== Job ==
Give every line of the material again, exactly as written.

== Data section ==
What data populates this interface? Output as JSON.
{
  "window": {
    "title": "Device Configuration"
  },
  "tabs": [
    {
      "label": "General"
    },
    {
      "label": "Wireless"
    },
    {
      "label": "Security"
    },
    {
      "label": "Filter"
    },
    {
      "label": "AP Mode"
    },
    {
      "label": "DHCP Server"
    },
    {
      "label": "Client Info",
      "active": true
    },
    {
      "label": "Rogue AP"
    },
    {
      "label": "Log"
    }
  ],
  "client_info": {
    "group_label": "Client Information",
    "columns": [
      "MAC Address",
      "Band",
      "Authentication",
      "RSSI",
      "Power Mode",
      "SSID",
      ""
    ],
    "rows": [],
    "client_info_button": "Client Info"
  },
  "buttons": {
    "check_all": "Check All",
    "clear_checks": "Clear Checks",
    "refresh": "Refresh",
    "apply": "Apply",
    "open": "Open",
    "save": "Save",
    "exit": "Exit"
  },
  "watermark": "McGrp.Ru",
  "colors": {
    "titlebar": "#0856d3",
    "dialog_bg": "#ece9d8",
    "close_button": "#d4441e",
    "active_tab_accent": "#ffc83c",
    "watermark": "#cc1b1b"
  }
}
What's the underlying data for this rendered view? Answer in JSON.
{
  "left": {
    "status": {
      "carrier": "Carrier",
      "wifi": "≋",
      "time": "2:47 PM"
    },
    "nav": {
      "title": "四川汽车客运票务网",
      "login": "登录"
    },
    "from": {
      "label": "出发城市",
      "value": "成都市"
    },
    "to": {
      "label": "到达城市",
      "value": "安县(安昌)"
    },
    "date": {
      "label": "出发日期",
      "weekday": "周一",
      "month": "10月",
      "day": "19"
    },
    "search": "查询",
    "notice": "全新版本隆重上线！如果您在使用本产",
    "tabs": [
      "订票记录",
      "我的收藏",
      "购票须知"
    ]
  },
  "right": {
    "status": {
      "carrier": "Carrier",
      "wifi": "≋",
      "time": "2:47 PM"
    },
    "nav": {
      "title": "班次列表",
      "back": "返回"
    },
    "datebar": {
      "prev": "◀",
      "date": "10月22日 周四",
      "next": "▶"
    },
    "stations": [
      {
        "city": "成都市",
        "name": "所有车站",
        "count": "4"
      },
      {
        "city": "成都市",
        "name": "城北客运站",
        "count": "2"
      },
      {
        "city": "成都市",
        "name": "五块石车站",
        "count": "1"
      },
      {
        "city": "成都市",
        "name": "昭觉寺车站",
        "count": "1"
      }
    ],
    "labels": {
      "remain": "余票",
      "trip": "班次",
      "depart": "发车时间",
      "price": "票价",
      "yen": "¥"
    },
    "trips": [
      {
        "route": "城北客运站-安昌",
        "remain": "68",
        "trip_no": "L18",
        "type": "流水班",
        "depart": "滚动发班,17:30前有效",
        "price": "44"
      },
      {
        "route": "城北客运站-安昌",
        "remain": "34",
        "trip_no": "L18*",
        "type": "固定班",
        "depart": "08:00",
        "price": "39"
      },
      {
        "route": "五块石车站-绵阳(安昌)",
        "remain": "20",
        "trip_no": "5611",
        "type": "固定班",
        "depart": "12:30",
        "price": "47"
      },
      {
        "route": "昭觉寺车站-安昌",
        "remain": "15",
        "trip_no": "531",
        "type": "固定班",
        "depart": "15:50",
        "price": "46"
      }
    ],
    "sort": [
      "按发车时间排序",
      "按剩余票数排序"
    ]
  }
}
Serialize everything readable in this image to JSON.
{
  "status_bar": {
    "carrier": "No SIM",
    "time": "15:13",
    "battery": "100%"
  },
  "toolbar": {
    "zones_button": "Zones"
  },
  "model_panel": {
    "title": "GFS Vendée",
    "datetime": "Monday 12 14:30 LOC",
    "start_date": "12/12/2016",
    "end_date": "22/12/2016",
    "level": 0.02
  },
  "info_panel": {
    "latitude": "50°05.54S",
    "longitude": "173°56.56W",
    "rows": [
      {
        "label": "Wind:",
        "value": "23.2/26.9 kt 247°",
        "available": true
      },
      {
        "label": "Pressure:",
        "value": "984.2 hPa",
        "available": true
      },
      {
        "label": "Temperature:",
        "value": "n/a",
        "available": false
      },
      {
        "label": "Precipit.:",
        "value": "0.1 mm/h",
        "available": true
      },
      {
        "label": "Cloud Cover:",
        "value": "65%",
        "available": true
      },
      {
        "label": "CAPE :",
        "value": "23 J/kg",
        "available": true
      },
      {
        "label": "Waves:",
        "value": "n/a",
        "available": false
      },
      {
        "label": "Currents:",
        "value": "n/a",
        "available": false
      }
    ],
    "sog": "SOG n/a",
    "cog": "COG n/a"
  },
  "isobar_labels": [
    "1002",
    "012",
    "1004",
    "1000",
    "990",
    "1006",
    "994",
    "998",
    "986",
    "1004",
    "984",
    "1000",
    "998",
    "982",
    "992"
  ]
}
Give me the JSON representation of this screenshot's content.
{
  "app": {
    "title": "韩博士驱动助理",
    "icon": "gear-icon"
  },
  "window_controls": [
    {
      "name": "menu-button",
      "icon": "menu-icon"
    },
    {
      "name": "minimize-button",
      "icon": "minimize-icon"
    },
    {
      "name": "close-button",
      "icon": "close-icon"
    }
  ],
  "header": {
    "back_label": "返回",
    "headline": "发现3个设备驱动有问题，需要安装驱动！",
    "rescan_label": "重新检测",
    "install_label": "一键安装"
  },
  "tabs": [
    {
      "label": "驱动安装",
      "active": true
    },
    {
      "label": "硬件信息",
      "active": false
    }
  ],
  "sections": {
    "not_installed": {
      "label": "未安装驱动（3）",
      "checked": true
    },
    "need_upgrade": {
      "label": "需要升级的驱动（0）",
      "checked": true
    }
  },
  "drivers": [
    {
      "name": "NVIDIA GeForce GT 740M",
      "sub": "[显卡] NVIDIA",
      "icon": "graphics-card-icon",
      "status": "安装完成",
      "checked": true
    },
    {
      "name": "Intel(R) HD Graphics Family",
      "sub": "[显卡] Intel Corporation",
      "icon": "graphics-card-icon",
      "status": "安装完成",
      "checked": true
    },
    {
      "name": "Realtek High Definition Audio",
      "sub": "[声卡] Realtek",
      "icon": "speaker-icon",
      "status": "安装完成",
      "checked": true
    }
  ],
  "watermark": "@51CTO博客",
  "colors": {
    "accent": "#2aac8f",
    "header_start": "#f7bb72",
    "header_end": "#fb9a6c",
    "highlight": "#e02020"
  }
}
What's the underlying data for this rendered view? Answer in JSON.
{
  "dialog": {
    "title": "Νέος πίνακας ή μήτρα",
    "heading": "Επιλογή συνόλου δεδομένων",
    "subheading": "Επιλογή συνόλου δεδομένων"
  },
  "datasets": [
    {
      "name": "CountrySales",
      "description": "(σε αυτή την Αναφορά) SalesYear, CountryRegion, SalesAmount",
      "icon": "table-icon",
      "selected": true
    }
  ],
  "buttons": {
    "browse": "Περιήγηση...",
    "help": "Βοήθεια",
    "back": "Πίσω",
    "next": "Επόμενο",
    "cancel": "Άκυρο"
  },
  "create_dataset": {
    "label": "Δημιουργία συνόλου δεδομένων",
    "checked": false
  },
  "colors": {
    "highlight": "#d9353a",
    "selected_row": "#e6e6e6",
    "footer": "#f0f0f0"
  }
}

== Exercise response ==
What data populates this interface? Output as JSON.
{
  "window": {
    "title": "Device Configuration"
  },
  "tabs": [
    {
      "label": "General"
    },
    {
      "label": "Wireless"
    },
    {
      "label": "Security"
    },
    {
      "label": "Filter"
    },
    {
      "label": "AP Mode"
    },
    {
      "label": "DHCP Server"
    },
    {
      "label": "Client Info",
      "active": true
    },
    {
      "label": "Rogue AP"
    },
    {
      "label": "Log"
    }
  ],
  "client_info": {
    "group_label": "Client Information",
    "columns": [
      "MAC Address",
      "Band",
      "Authentication",
      "RSSI",
      "Power Mode",
      "SSID",
      ""
    ],
    "rows": [],
    "client_info_button": "Client Info"
  },
  "buttons": {
    "check_all": "Check All",
    "clear_checks": "Clear Checks",
    "refresh": "Refresh",
    "apply": "Apply",
    "open": "Open",
    "save": "Save",
    "exit": "Exit"
  },
  "watermark": "McGrp.Ru",
  "colors": {
    "titlebar": "#0856d3",
    "dialog_bg": "#ece9d8",
    "close_button": "#d4441e",
    "active_tab_accent": "#ffc83c",
    "watermark": "#cc1b1b"
  }
}
What's the underlying data for this rendered view? Answer in JSON.
{
  "left": {
    "status": {
      "carrier": "Carrier",
      "wifi": "≋",
      "time": "2:47 PM"
    },
    "nav": {
      "title": "四川汽车客运票务网",
      "login": "登录"
    },
    "from": {
      "label": "出发城市",
      "value": "成都市"
    },
    "to": {
      "label": "到达城市",
      "value": "安县(安昌)"
    },
    "date": {
      "label": "出发日期",
      "weekday": "周一",
      "month": "10月",
      "day": "19"
    },
    "search": "查询",
    "notice": "全新版本隆重上线！如果您在使用本产",
    "tabs": [
      "订票记录",
      "我的收藏",
      "购票须知"
    ]
  },
  "right": {
    "status": {
      "carrier": "Carrier",
      "wifi": "≋",
      "time": "2:47 PM"
    },
    "nav": {
      "title": "班次列表",
      "back": "返回"
    },
    "datebar": {
      "prev": "◀",
      "date": "10月22日 周四",
      "next": "▶"
    },
    "stations": [
      {
        "city": "成都市",
        "name": "所有车站",
        "count": "4"
      },
      {
        "city": "成都市",
        "name": "城北客运站",
        "count": "2"
      },
      {
        "city": "成都市",
        "name": "五块石车站",
        "count": "1"
      },
      {
        "city": "成都市",
        "name": "昭觉寺车站",
        "count": "1"
      }
    ],
    "labels": {
      "remain": "余票",
      "trip": "班次",
      "depart": "发车时间",
      "price": "票价",
      "yen": "¥"
    },
    "trips": [
      {
        "route": "城北客运站-安昌",
        "remain": "68",
        "trip_no": "L18",
        "type": "流水班",
        "depart": "滚动发班,17:30前有效",
        "price": "44"
      },
      {
        "route": "城北客运站-安昌",
        "remain": "34",
        "trip_no": "L18*",
        "type": "固定班",
        "depart": "08:00",
        "price": "39"
      },
      {
        "route": "五块石车站-绵阳(安昌)",
        "remain": "20",
        "trip_no": "5611",
        "type": "固定班",
        "depart": "12:30",
        "price": "47"
      },
      {
        "route": "昭觉寺车站-安昌",
        "remain": "15",
        "trip_no": "531",
        "type": "固定班",
        "depart": "15:50",
        "price": "46"
      }
    ],
    "sort": [
      "按发车时间排序",
      "按剩余票数排序"
    ]
  }
}
Serialize everything readable in this image to JSON.
{
  "status_bar": {
    "carrier": "No SIM",
    "time": "15:13",
    "battery": "100%"
  },
  "toolbar": {
    "zones_button": "Zones"
  },
  "model_panel": {
    "title": "GFS Vendée",
    "datetime": "Monday 12 14:30 LOC",
    "start_date": "12/12/2016",
    "end_date": "22/12/2016",
    "level": 0.02
  },
  "info_panel": {
    "latitude": "50°05.54S",
    "longitude": "173°56.56W",
    "rows": [
      {
        "label": "Wind:",
        "value": "23.2/26.9 kt 247°",
        "available": true
      },
      {
        "label": "Pressure:",
        "value": "984.2 hPa",
        "available": true
      },
      {
        "label": "Temperature:",
        "value": "n/a",
        "available": false
      },
      {
        "label": "Precipit.:",
        "value": "0.1 mm/h",
        "available": true
      },
      {
        "label": "Cloud Cover:",
        "value": "65%",
        "available": true
      },
      {
        "label": "CAPE :",
        "value": "23 J/kg",
        "available": true
      },
      {
        "label": "Waves:",
        "value": "n/a",
        "available": false
      },
      {
        "label": "Currents:",
        "value": "n/a",
        "available": false
      }
    ],
    "sog": "SOG n/a",
    "cog": "COG n/a"
  },
  "isobar_labels": [
    "1002",
    "012",
    "1004",
    "1000",
    "990",
    "1006",
    "994",
    "998",
    "986",
    "1004",
    "984",
    "1000",
    "998",
    "982",
    "992"
  ]
}
Give me the JSON representation of this screenshot's content.
{
  "app": {
    "title": "韩博士驱动助理",
    "icon": "gear-icon"
  },
  "window_controls": [
    {
      "name": "menu-button",
      "icon": "menu-icon"
    },
    {
      "name": "minimize-button",
      "icon": "minimize-icon"
    },
    {
      "name": "close-button",
      "icon": "close-icon"
    }
  ],
  "header": {
    "back_label": "返回",
    "headline": "发现3个设备驱动有问题，需要安装驱动！",
    "rescan_label": "重新检测",
    "install_label": "一键安装"
  },
  "tabs": [
    {
      "label": "驱动安装",
      "active": true
    },
    {
      "label": "硬件信息",
      "active": false
    }
  ],
  "sections": {
    "not_installed": {
      "label": "未安装驱动（3）",
      "checked": true
    },
    "need_upgrade": {
      "label": "需要升级的驱动（0）",
      "checked": true
    }
  },
  "drivers": [
    {
      "name": "NVIDIA GeForce GT 740M",
      "sub": "[显卡] NVIDIA",
      "icon": "graphics-card-icon",
      "status": "安装完成",
      "checked": true
    },
    {
      "name": "Intel(R) HD Graphics Family",
      "sub": "[显卡] Intel Corporation",
      "icon": "graphics-card-icon",
      "status": "安装完成",
      "checked": true
    },
    {
      "name": "Realtek High Definition Audio",
      "sub": "[声卡] Realtek",
      "icon": "speaker-icon",
      "status": "安装完成",
      "checked": true
    }
  ],
  "watermark": "@51CTO博客",
  "colors": {
    "accent": "#2aac8f",
    "header_start": "#f7bb72",
    "header_end": "#fb9a6c",
    "highlight": "#e02020"
  }
}
What's the underlying data for this rendered view? Answer in JSON.
{
  "dialog": {
    "title": "Νέος πίνακας ή μήτρα",
    "heading": "Επιλογή συνόλου δεδομένων",
    "subheading": "Επιλογή συνόλου δεδομένων"
  },
  "datasets": [
    {
      "name": "CountrySales",
      "description": "(σε αυτή την Αναφορά) SalesYear, CountryRegion, SalesAmount",
      "icon": "table-icon",
      "selected": true
    }
  ],
  "buttons": {
    "browse": "Περιήγηση...",
    "help": "Βοήθεια",
    "back": "Πίσω",
    "next": "Επόμενο",
    "cancel": "Άκυρο"
  },
  "create_dataset": {
    "label": "Δημιουργία συνόλου δεδομένων",
    "checked": false
  },
  "colors": {
    "highlight": "#d9353a",
    "selected_row": "#e6e6e6",
    "footer": "#f0f0f0"
  }
}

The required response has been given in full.